[Recorded data]

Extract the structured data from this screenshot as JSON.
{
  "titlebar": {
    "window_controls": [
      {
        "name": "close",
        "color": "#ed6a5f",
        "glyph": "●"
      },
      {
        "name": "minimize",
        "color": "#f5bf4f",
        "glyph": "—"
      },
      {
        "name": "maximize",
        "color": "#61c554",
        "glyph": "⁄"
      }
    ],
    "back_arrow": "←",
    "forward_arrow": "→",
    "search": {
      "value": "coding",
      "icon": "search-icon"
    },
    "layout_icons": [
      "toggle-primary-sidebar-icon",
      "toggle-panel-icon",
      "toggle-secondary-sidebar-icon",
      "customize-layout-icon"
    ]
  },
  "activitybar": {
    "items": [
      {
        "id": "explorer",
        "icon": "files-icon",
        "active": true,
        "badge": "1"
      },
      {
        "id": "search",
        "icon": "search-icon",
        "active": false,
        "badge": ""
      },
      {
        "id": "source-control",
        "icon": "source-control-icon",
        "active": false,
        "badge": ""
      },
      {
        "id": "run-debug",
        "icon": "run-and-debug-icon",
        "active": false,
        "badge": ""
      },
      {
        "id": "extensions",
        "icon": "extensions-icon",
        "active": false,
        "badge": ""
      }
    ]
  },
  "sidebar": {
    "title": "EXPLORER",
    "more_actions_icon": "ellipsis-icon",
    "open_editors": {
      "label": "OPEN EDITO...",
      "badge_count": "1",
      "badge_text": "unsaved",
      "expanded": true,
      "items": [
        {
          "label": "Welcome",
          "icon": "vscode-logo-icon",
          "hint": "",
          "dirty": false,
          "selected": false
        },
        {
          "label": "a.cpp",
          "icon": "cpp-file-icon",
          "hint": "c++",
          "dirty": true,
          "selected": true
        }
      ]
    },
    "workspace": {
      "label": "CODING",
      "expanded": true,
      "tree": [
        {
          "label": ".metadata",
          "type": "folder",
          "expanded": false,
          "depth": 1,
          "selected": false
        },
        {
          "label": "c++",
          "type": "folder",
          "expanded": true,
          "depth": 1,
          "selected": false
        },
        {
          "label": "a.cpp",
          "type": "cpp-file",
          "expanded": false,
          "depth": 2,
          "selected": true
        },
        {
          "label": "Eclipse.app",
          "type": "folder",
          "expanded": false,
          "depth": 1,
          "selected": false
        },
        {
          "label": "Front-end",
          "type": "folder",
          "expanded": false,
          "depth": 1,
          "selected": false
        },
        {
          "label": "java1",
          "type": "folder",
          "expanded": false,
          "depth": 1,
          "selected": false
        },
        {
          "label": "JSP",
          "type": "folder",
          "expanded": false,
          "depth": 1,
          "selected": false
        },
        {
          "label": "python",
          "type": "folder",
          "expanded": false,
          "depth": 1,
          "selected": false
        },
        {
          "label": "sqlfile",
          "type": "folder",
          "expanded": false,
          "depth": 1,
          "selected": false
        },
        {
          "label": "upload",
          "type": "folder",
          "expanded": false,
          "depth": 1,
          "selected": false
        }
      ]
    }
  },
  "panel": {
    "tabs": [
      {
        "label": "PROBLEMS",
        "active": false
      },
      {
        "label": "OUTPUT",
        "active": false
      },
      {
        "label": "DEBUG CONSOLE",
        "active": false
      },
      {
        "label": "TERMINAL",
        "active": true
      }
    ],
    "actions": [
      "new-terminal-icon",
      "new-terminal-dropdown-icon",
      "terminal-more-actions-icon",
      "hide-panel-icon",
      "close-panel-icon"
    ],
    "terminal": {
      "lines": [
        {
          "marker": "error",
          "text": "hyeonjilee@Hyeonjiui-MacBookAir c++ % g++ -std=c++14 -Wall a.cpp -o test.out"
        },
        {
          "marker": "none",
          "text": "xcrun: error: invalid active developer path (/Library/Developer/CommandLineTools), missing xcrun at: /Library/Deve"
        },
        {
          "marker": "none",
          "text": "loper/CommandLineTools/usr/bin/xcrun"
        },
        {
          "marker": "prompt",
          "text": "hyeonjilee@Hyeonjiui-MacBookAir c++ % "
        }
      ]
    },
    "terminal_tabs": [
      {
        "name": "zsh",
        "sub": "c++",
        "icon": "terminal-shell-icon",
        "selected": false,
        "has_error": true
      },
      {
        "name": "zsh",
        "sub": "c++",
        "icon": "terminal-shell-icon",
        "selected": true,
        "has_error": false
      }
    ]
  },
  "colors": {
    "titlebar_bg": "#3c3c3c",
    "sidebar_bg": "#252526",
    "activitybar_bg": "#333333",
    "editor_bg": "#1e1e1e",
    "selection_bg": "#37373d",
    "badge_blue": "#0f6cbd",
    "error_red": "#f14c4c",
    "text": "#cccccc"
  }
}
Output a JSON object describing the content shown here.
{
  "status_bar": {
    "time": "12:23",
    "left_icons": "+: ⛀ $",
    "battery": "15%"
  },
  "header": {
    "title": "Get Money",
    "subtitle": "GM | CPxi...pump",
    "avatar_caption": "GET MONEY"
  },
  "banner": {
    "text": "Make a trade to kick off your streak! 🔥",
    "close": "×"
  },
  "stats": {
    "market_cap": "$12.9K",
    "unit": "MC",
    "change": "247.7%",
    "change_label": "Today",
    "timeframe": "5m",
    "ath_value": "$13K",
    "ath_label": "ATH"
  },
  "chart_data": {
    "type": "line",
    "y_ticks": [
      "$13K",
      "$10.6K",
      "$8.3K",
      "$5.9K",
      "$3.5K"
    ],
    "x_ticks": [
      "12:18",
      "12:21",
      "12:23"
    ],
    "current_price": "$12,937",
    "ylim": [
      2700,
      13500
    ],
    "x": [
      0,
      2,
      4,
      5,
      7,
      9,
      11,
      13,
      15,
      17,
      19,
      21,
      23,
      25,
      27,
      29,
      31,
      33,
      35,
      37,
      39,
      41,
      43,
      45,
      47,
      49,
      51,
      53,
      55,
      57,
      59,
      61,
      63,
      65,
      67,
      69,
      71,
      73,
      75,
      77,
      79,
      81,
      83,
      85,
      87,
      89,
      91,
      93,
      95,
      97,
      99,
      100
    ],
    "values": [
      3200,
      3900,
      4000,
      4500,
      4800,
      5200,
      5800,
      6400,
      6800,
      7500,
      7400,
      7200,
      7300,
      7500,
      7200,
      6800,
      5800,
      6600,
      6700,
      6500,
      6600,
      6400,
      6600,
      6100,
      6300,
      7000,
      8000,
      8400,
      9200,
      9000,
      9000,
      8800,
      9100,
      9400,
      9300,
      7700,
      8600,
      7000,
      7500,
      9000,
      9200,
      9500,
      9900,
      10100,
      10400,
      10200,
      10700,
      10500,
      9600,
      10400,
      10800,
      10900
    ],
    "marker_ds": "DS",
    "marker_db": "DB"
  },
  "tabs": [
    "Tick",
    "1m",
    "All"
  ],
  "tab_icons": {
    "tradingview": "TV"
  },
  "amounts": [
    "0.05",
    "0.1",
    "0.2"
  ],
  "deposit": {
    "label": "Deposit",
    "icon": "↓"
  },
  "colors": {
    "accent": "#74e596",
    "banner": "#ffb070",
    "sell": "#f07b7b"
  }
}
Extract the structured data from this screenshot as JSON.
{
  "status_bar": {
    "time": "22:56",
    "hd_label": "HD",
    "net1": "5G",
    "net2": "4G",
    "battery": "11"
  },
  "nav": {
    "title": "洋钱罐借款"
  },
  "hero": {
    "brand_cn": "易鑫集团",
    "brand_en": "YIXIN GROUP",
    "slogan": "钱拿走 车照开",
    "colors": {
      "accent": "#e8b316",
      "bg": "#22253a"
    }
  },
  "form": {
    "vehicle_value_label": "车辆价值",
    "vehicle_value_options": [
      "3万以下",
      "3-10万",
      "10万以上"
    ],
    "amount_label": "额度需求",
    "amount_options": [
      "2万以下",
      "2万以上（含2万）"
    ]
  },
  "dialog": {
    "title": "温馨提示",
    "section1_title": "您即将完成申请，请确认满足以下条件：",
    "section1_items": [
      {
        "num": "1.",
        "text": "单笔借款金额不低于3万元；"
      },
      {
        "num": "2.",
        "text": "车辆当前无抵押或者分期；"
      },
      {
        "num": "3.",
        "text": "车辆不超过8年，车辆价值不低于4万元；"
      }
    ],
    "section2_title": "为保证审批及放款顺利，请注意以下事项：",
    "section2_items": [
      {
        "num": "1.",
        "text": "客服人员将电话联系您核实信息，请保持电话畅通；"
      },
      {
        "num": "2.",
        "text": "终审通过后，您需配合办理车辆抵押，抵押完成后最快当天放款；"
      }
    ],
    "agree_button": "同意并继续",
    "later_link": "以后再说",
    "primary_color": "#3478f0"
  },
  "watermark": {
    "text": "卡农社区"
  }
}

[SHORT EXERCISE]: Write down every line of the data above that includes the string "search".

[ANSWER FOR THE TASK]:
    "search": {
      "icon": "search-icon"
        "id": "search",
        "icon": "search-icon",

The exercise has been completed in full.